**Short problem**
Copy all the entries below exactly, but not the pictures.

**Materials provided**
********
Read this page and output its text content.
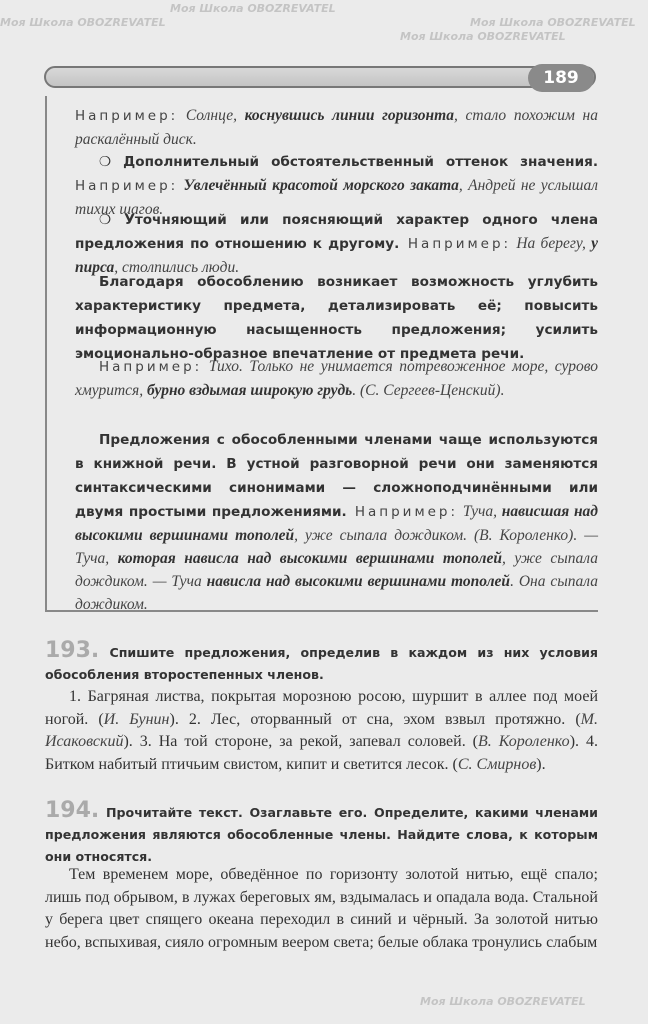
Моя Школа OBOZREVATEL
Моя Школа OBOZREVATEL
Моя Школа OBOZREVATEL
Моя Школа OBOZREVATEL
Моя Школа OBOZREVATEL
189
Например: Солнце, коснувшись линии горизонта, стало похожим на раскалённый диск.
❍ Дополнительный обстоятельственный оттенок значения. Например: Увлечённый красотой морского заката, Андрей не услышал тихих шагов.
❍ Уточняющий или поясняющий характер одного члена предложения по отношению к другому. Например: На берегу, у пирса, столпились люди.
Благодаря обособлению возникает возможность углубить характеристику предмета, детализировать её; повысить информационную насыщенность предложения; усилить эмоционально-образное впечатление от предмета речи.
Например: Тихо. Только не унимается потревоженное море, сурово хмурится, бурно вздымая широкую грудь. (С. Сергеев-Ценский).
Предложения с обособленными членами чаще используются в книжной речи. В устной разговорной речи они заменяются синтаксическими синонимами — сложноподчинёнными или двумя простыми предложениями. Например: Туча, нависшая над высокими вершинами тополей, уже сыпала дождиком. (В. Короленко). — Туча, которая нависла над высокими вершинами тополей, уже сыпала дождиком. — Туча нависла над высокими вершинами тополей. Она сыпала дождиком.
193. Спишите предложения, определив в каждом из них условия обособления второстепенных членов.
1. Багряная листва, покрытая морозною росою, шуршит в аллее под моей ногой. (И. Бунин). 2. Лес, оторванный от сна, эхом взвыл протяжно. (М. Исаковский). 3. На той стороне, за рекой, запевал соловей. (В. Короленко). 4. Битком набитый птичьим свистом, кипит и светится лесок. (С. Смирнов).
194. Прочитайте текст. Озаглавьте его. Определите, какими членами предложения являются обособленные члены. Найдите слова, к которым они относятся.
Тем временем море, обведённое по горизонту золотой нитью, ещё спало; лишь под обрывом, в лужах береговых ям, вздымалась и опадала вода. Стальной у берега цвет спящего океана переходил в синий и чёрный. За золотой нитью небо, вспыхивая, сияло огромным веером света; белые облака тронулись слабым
********
**Task output**
Read this page and output its text content.
Моя Школа OBOZREVATEL
Моя Школа OBOZREVATEL
Моя Школа OBOZREVATEL
Моя Школа OBOZREVATEL
Моя Школа OBOZREVATEL
189
Например: Солнце, коснувшись линии горизонта, стало похожим на раскалённый диск.
❍ Дополнительный обстоятельственный оттенок значения. Например: Увлечённый красотой морского заката, Андрей не услышал тихих шагов.
❍ Уточняющий или поясняющий характер одного члена предложения по отношению к другому. Например: На берегу, у пирса, столпились люди.
Благодаря обособлению возникает возможность углубить характеристику предмета, детализировать её; повысить информационную насыщенность предложения; усилить эмоционально-образное впечатление от предмета речи.
Например: Тихо. Только не унимается потревоженное море, сурово хмурится, бурно вздымая широкую грудь. (С. Сергеев-Ценский).
Предложения с обособленными членами чаще используются в книжной речи. В устной разговорной речи они заменяются синтаксическими синонимами — сложноподчинёнными или двумя простыми предложениями. Например: Туча, нависшая над высокими вершинами тополей, уже сыпала дождиком. (В. Короленко). — Туча, которая нависла над высокими вершинами тополей, уже сыпала дождиком. — Туча нависла над высокими вершинами тополей. Она сыпала дождиком.
193. Спишите предложения, определив в каждом из них условия обособления второстепенных членов.
1. Багряная листва, покрытая морозною росою, шуршит в аллее под моей ногой. (И. Бунин). 2. Лес, оторванный от сна, эхом взвыл протяжно. (М. Исаковский). 3. На той стороне, за рекой, запевал соловей. (В. Короленко). 4. Битком набитый птичьим свистом, кипит и светится лесок. (С. Смирнов).
194. Прочитайте текст. Озаглавьте его. Определите, какими членами предложения являются обособленные члены. Найдите слова, к которым они относятся.
Тем временем море, обведённое по горизонту золотой нитью, ещё спало; лишь под обрывом, в лужах береговых ям, вздымалась и опадала вода. Стальной у берега цвет спящего океана переходил в синий и чёрный. За золотой нитью небо, вспыхивая, сияло огромным веером света; белые облака тронулись слабым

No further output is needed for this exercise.